Work order — The lines wanted are those in the data below that include "elevated".

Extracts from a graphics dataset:
━━━━━━━━

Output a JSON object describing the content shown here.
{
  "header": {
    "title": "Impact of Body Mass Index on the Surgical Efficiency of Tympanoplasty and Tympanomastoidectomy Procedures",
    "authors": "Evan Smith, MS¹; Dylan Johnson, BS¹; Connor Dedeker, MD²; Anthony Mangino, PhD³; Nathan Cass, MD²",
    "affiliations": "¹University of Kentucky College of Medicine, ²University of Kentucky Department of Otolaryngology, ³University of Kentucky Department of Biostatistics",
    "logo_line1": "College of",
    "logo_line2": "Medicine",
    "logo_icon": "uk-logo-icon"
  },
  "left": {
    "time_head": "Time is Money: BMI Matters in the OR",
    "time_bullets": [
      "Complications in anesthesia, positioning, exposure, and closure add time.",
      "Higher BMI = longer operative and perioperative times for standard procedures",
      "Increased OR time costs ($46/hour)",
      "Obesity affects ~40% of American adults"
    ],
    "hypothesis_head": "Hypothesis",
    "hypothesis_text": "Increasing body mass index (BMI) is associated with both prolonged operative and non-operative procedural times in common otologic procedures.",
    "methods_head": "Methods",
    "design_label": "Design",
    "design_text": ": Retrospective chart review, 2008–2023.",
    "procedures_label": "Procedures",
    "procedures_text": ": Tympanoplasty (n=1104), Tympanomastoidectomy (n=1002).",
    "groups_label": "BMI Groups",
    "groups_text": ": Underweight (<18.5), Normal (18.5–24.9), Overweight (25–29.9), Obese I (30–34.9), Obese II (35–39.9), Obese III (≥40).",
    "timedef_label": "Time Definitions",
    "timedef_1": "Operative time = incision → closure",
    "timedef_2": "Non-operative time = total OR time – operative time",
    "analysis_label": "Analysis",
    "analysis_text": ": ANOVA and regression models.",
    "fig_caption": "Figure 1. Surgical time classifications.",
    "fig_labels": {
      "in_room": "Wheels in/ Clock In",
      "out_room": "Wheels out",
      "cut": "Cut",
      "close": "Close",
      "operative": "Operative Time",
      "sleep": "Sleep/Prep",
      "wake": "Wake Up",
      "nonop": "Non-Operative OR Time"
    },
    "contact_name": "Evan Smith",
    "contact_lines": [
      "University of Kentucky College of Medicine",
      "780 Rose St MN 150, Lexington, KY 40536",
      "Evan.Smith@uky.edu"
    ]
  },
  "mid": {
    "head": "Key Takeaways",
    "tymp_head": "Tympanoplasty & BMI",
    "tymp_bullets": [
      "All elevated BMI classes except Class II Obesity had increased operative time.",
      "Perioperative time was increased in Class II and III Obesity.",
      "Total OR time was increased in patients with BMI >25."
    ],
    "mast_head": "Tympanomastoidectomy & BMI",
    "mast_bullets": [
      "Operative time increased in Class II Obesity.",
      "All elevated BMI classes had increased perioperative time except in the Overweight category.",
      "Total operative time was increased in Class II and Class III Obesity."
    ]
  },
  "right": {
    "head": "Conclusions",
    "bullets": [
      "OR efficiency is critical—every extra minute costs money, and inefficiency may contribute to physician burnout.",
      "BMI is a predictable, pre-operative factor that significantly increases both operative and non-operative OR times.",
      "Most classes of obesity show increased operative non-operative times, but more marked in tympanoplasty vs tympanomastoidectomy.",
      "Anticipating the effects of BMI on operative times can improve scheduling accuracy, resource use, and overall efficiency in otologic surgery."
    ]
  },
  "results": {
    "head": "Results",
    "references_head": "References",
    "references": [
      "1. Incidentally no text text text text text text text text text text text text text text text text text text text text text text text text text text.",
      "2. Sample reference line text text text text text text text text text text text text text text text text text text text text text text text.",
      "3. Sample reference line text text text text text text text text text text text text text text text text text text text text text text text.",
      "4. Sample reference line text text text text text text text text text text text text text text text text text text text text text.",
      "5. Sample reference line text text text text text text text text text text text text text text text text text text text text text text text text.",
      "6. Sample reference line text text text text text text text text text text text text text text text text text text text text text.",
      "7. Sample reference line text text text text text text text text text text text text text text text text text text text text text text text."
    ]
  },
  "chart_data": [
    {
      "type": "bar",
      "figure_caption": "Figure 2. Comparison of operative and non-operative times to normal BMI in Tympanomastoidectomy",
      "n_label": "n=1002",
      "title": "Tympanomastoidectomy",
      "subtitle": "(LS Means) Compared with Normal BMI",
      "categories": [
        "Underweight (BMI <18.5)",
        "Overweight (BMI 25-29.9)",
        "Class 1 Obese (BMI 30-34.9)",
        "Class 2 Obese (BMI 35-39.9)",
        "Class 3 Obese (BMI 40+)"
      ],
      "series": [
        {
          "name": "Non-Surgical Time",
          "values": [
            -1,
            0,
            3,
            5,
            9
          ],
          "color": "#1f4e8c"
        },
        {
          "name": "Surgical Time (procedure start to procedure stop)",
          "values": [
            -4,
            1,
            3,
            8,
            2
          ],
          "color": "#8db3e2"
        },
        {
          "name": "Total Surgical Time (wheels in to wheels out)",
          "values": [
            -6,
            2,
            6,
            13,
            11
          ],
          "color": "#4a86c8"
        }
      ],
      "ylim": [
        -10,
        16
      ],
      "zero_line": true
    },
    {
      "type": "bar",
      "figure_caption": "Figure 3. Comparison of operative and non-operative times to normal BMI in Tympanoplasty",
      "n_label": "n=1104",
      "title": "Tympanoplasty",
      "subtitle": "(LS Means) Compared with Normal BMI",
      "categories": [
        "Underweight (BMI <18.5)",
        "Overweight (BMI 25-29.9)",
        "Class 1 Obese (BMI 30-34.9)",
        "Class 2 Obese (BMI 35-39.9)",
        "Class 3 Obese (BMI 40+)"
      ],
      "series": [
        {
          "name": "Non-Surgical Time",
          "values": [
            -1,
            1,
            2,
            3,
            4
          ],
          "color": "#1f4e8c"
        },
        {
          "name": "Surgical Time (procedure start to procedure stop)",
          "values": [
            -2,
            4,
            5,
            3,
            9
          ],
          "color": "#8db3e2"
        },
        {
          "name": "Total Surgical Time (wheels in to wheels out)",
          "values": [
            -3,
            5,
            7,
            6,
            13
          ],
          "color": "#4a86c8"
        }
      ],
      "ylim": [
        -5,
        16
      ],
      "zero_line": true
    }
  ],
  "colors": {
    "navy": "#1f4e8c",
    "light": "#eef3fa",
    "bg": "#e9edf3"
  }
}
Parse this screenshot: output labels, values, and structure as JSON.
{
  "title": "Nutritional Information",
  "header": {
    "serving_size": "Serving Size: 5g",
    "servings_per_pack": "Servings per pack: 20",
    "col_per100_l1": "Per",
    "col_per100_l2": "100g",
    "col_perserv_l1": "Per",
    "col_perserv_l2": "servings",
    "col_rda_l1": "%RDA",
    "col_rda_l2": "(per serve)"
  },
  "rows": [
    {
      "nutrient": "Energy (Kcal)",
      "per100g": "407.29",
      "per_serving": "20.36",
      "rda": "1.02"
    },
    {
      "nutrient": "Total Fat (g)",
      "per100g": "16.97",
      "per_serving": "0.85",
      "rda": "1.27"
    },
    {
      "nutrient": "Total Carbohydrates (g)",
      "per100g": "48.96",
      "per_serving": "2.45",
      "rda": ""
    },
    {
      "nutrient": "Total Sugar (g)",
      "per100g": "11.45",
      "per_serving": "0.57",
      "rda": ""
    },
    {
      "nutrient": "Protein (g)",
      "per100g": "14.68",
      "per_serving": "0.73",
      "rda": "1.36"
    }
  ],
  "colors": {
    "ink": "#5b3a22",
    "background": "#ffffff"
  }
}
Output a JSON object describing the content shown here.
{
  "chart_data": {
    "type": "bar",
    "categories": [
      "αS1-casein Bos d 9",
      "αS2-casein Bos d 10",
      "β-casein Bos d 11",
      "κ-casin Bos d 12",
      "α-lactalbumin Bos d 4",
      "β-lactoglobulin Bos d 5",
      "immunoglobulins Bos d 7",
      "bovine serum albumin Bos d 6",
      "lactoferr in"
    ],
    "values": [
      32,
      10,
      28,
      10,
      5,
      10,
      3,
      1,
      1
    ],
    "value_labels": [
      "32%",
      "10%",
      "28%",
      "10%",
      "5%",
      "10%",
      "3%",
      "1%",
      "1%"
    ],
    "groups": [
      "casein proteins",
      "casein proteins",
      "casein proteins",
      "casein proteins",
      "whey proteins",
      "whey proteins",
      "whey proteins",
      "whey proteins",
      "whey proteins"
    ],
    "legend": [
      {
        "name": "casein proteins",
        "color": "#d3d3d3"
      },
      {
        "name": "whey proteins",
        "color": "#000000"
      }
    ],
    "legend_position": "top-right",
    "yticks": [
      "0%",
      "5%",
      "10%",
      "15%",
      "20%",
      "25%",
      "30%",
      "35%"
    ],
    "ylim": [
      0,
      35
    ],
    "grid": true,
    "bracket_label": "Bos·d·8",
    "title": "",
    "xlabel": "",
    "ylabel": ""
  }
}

━━━━━━━━

Task output —
      "All elevated BMI classes except Class II Obesity had increased operative time.",
      "All elevated BMI classes had increased perioperative time except in the Overweight category.",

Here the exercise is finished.